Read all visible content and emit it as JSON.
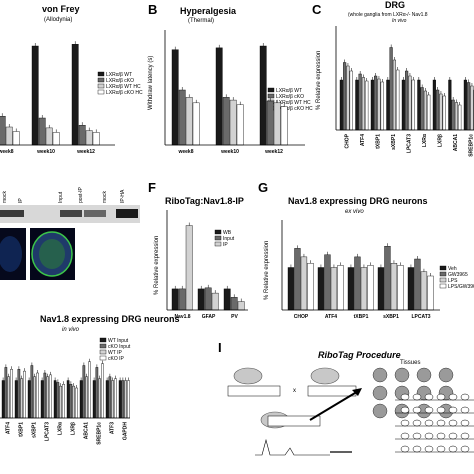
{
  "panelA": {
    "title": "von Frey",
    "subtitle": "(Allodynia)",
    "categories": [
      "week8",
      "week10",
      "week12"
    ],
    "legend": [
      "LXRα/β WT",
      "LXRα/β cKO",
      "LXRα/β WT HC",
      "LXRα/β cKO HC"
    ],
    "colors": [
      "#1a1a1a",
      "#6a6a6a",
      "#d2d2d2",
      "#ffffff"
    ],
    "values": [
      [
        10.4,
        3.2,
        2.0,
        1.5
      ],
      [
        11.0,
        3.0,
        1.9,
        1.4
      ],
      [
        11.2,
        2.2,
        1.6,
        1.4
      ]
    ]
  },
  "panelB": {
    "letter": "B",
    "title": "Hyperalgesia",
    "subtitle": "(Thermal)",
    "ylabel": "Withdraw latency (s)",
    "categories": [
      "week8",
      "week10",
      "week12"
    ],
    "legend": [
      "LXRα/β WT",
      "LXRα/β cKO",
      "LXRα/β WT HC",
      "LXRα/β cKO HC"
    ],
    "values": [
      [
        10.4,
        6.0,
        5.2,
        4.6
      ],
      [
        10.6,
        5.2,
        4.9,
        4.4
      ],
      [
        10.8,
        4.8,
        4.6,
        4.2
      ]
    ],
    "ylim": [
      0,
      12
    ]
  },
  "panelC": {
    "letter": "C",
    "title": "DRG",
    "subtitle": "(whole ganglia from LXRα-/- Nav1.8",
    "note": "In vivo",
    "ylabel": "% Relative expression",
    "categories": [
      "CHOP",
      "ATF4",
      "tXBP1",
      "sXBP1",
      "LPCAT3",
      "LXRα",
      "LXRβ",
      "ABCA1",
      "SREBP1c"
    ],
    "values": [
      [
        100,
        135,
        128,
        118
      ],
      [
        100,
        112,
        105,
        98
      ],
      [
        100,
        108,
        102,
        96
      ],
      [
        100,
        165,
        140,
        120
      ],
      [
        100,
        118,
        108,
        100
      ],
      [
        100,
        85,
        78,
        70
      ],
      [
        100,
        80,
        72,
        68
      ],
      [
        100,
        60,
        55,
        50
      ],
      [
        100,
        95,
        88,
        80
      ]
    ],
    "ylim": [
      0,
      200
    ]
  },
  "panelE": {
    "lanes": [
      "mock",
      "IP",
      "Input",
      "post-IP",
      "mock",
      "IP-HA"
    ]
  },
  "panelF": {
    "letter": "F",
    "title": "RiboTag:Nav1.8-IP",
    "ylabel": "% Relative expression",
    "categories": [
      "Nav1.8",
      "GFAP",
      "PV"
    ],
    "legend": [
      "WB",
      "Input",
      "IP"
    ],
    "values": [
      [
        100,
        100,
        400
      ],
      [
        100,
        105,
        80
      ],
      [
        100,
        60,
        40
      ]
    ],
    "ylim": [
      0,
      450
    ]
  },
  "panelG": {
    "letter": "G",
    "title": "Nav1.8 expressing DRG neurons",
    "note": "ex vivo",
    "ylabel": "% Relative expression",
    "categories": [
      "CHOP",
      "ATF4",
      "tXBP1",
      "sXBP1",
      "LPCAT3"
    ],
    "legend": [
      "Veh",
      "GW3965",
      "LPS",
      "LPS/GW3965"
    ],
    "values": [
      [
        100,
        145,
        125,
        110
      ],
      [
        100,
        130,
        100,
        105
      ],
      [
        100,
        125,
        100,
        105
      ],
      [
        100,
        150,
        110,
        105
      ],
      [
        100,
        120,
        90,
        80
      ]
    ],
    "ylim": [
      0,
      200
    ]
  },
  "panelH": {
    "title": "Nav1.8 expressing DRG neurons",
    "note": "in vivo",
    "categories": [
      "ATF4",
      "tXBP1",
      "sXBP1",
      "LPCAT3",
      "LXRα",
      "LXRβ",
      "ABCA1",
      "SREBP1c",
      "ATF3",
      "GAPDH"
    ],
    "legend": [
      "WT Input",
      "cKO Input",
      "WT IP",
      "cKO IP"
    ],
    "values": [
      [
        100,
        135,
        110,
        130
      ],
      [
        100,
        130,
        105,
        125
      ],
      [
        100,
        140,
        110,
        120
      ],
      [
        100,
        120,
        110,
        115
      ],
      [
        100,
        95,
        85,
        90
      ],
      [
        100,
        90,
        85,
        80
      ],
      [
        100,
        140,
        110,
        150
      ],
      [
        100,
        135,
        105,
        145
      ],
      [
        100,
        110,
        100,
        105
      ],
      [
        100,
        100,
        100,
        100
      ]
    ]
  },
  "panelI": {
    "letter": "I",
    "title": "RiboTag Procedure",
    "cross": "x",
    "tissues": "Tissues"
  }
}
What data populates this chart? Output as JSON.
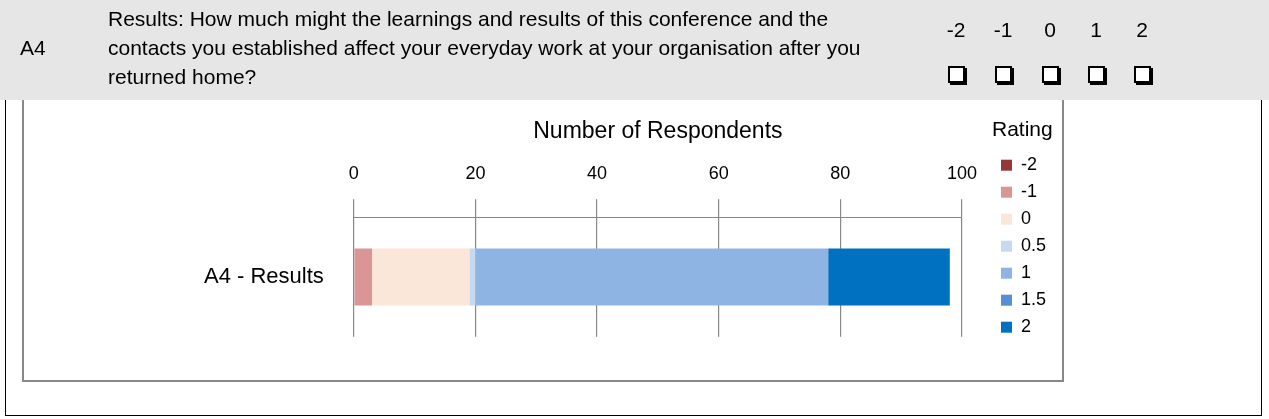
{
  "chart_data": {
    "type": "bar",
    "orientation": "horizontal",
    "stacked": true,
    "title": "Results: How much might the learnings and results of this conference and the contacts you established affect your everyday work at your organisation after you returned home?",
    "annotations": [
      "A4",
      "-2",
      "-1",
      "0",
      "1",
      "2"
    ],
    "xlabel": "Number of Respondents",
    "legend_title": "Rating",
    "legend": "right",
    "grid": "x",
    "categories": [
      "A4 - Results"
    ],
    "xlim": [
      0,
      100
    ],
    "xticks": [
      0,
      20,
      40,
      60,
      80,
      100
    ],
    "series": [
      {
        "name": "-2",
        "color": "#953735",
        "values": [
          0
        ]
      },
      {
        "name": "-1",
        "color": "#d99694",
        "values": [
          3
        ]
      },
      {
        "name": "0",
        "color": "#fbe7d9",
        "values": [
          16
        ]
      },
      {
        "name": "0.5",
        "color": "#c6d9f1",
        "values": [
          1
        ]
      },
      {
        "name": "1",
        "color": "#8eb4e3",
        "values": [
          58
        ]
      },
      {
        "name": "1.5",
        "color": "#558ed5",
        "values": [
          0
        ]
      },
      {
        "name": "2",
        "color": "#0070c0",
        "values": [
          20
        ]
      }
    ]
  }
}
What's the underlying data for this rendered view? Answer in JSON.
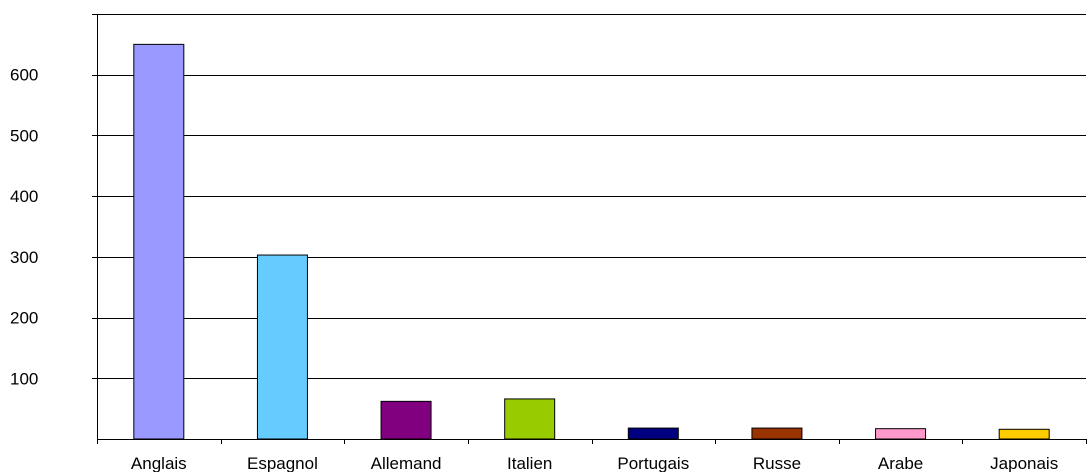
{
  "chart_data": {
    "type": "bar",
    "categories": [
      "Anglais",
      "Espagnol",
      "Allemand",
      "Italien",
      "Portugais",
      "Russe",
      "Arabe",
      "Japonais"
    ],
    "values": [
      650,
      303,
      62,
      66,
      18,
      18,
      17,
      16
    ],
    "colors": [
      "#9999ff",
      "#66ccff",
      "#800080",
      "#99cc00",
      "#000080",
      "#993300",
      "#ff99cc",
      "#ffcc00"
    ],
    "yticks": [
      100,
      200,
      300,
      400,
      500,
      600
    ],
    "ylim": [
      0,
      700
    ],
    "grid": true,
    "legend": "none"
  }
}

● ● ●

■ Brief
Each entry above is to be written out again unchanged, apart from the pictures, which are left out.

■ Response
Read all visible content and emit it as JSON.
{
  "panelA": {
    "title": "von Frey",
    "subtitle": "(Allodynia)",
    "categories": [
      "week8",
      "week10",
      "week12"
    ],
    "legend": [
      "LXRα/β WT",
      "LXRα/β cKO",
      "LXRα/β WT HC",
      "LXRα/β cKO HC"
    ],
    "colors": [
      "#1a1a1a",
      "#6a6a6a",
      "#d2d2d2",
      "#ffffff"
    ],
    "values": [
      [
        10.4,
        3.2,
        2.0,
        1.5
      ],
      [
        11.0,
        3.0,
        1.9,
        1.4
      ],
      [
        11.2,
        2.2,
        1.6,
        1.4
      ]
    ]
  },
  "panelB": {
    "letter": "B",
    "title": "Hyperalgesia",
    "subtitle": "(Thermal)",
    "ylabel": "Withdraw latency (s)",
    "categories": [
      "week8",
      "week10",
      "week12"
    ],
    "legend": [
      "LXRα/β WT",
      "LXRα/β cKO",
      "LXRα/β WT HC",
      "LXRα/β cKO HC"
    ],
    "values": [
      [
        10.4,
        6.0,
        5.2,
        4.6
      ],
      [
        10.6,
        5.2,
        4.9,
        4.4
      ],
      [
        10.8,
        4.8,
        4.6,
        4.2
      ]
    ],
    "ylim": [
      0,
      12
    ]
  },
  "panelC": {
    "letter": "C",
    "title": "DRG",
    "subtitle": "(whole ganglia from LXRα-/- Nav1.8",
    "note": "In vivo",
    "ylabel": "% Relative expression",
    "categories": [
      "CHOP",
      "ATF4",
      "tXBP1",
      "sXBP1",
      "LPCAT3",
      "LXRα",
      "LXRβ",
      "ABCA1",
      "SREBP1c"
    ],
    "values": [
      [
        100,
        135,
        128,
        118
      ],
      [
        100,
        112,
        105,
        98
      ],
      [
        100,
        108,
        102,
        96
      ],
      [
        100,
        165,
        140,
        120
      ],
      [
        100,
        118,
        108,
        100
      ],
      [
        100,
        85,
        78,
        70
      ],
      [
        100,
        80,
        72,
        68
      ],
      [
        100,
        60,
        55,
        50
      ],
      [
        100,
        95,
        88,
        80
      ]
    ],
    "ylim": [
      0,
      200
    ]
  },
  "panelE": {
    "lanes": [
      "mock",
      "IP",
      "Input",
      "post-IP",
      "mock",
      "IP-HA"
    ]
  },
  "panelF": {
    "letter": "F",
    "title": "RiboTag:Nav1.8-IP",
    "ylabel": "% Relative expression",
    "categories": [
      "Nav1.8",
      "GFAP",
      "PV"
    ],
    "legend": [
      "WB",
      "Input",
      "IP"
    ],
    "values": [
      [
        100,
        100,
        400
      ],
      [
        100,
        105,
        80
      ],
      [
        100,
        60,
        40
      ]
    ],
    "ylim": [
      0,
      450
    ]
  },
  "panelG": {
    "letter": "G",
    "title": "Nav1.8 expressing DRG neurons",
    "note": "ex vivo",
    "ylabel": "% Relative expression",
    "categories": [
      "CHOP",
      "ATF4",
      "tXBP1",
      "sXBP1",
      "LPCAT3"
    ],
    "legend": [
      "Veh",
      "GW3965",
      "LPS",
      "LPS/GW3965"
    ],
    "values": [
      [
        100,
        145,
        125,
        110
      ],
      [
        100,
        130,
        100,
        105
      ],
      [
        100,
        125,
        100,
        105
      ],
      [
        100,
        150,
        110,
        105
      ],
      [
        100,
        120,
        90,
        80
      ]
    ],
    "ylim": [
      0,
      200
    ]
  },
  "panelH": {
    "title": "Nav1.8 expressing DRG neurons",
    "note": "in vivo",
    "categories": [
      "ATF4",
      "tXBP1",
      "sXBP1",
      "LPCAT3",
      "LXRα",
      "LXRβ",
      "ABCA1",
      "SREBP1c",
      "ATF3",
      "GAPDH"
    ],
    "legend": [
      "WT Input",
      "cKO Input",
      "WT IP",
      "cKO IP"
    ],
    "values": [
      [
        100,
        135,
        110,
        130
      ],
      [
        100,
        130,
        105,
        125
      ],
      [
        100,
        140,
        110,
        120
      ],
      [
        100,
        120,
        110,
        115
      ],
      [
        100,
        95,
        85,
        90
      ],
      [
        100,
        90,
        85,
        80
      ],
      [
        100,
        140,
        110,
        150
      ],
      [
        100,
        135,
        105,
        145
      ],
      [
        100,
        110,
        100,
        105
      ],
      [
        100,
        100,
        100,
        100
      ]
    ]
  },
  "panelI": {
    "letter": "I",
    "title": "RiboTag Procedure",
    "cross": "x",
    "tissues": "Tissues"
  }
}
What data populates this chart? Output as JSON.
{
  "chart_data": {
    "type": "bar",
    "orientation": "horizontal",
    "stacked": true,
    "title": "Results: How much might the learnings and results of this conference and the contacts you established affect your everyday work at your organisation after you returned home?",
    "annotations": [
      "A4",
      "-2",
      "-1",
      "0",
      "1",
      "2"
    ],
    "xlabel": "Number of Respondents",
    "legend_title": "Rating",
    "legend": "right",
    "grid": "x",
    "categories": [
      "A4 - Results"
    ],
    "xlim": [
      0,
      100
    ],
    "xticks": [
      0,
      20,
      40,
      60,
      80,
      100
    ],
    "series": [
      {
        "name": "-2",
        "color": "#953735",
        "values": [
          0
        ]
      },
      {
        "name": "-1",
        "color": "#d99694",
        "values": [
          3
        ]
      },
      {
        "name": "0",
        "color": "#fbe7d9",
        "values": [
          16
        ]
      },
      {
        "name": "0.5",
        "color": "#c6d9f1",
        "values": [
          1
        ]
      },
      {
        "name": "1",
        "color": "#8eb4e3",
        "values": [
          58
        ]
      },
      {
        "name": "1.5",
        "color": "#558ed5",
        "values": [
          0
        ]
      },
      {
        "name": "2",
        "color": "#0070c0",
        "values": [
          20
        ]
      }
    ]
  }
}
What's the underlying data for this rendered view? Answer in JSON.
{
  "chart_data": {
    "type": "bar",
    "categories": [
      "Anglais",
      "Espagnol",
      "Allemand",
      "Italien",
      "Portugais",
      "Russe",
      "Arabe",
      "Japonais"
    ],
    "values": [
      650,
      303,
      62,
      66,
      18,
      18,
      17,
      16
    ],
    "colors": [
      "#9999ff",
      "#66ccff",
      "#800080",
      "#99cc00",
      "#000080",
      "#993300",
      "#ff99cc",
      "#ffcc00"
    ],
    "yticks": [
      100,
      200,
      300,
      400,
      500,
      600
    ],
    "ylim": [
      0,
      700
    ],
    "grid": true,
    "legend": "none"
  }
}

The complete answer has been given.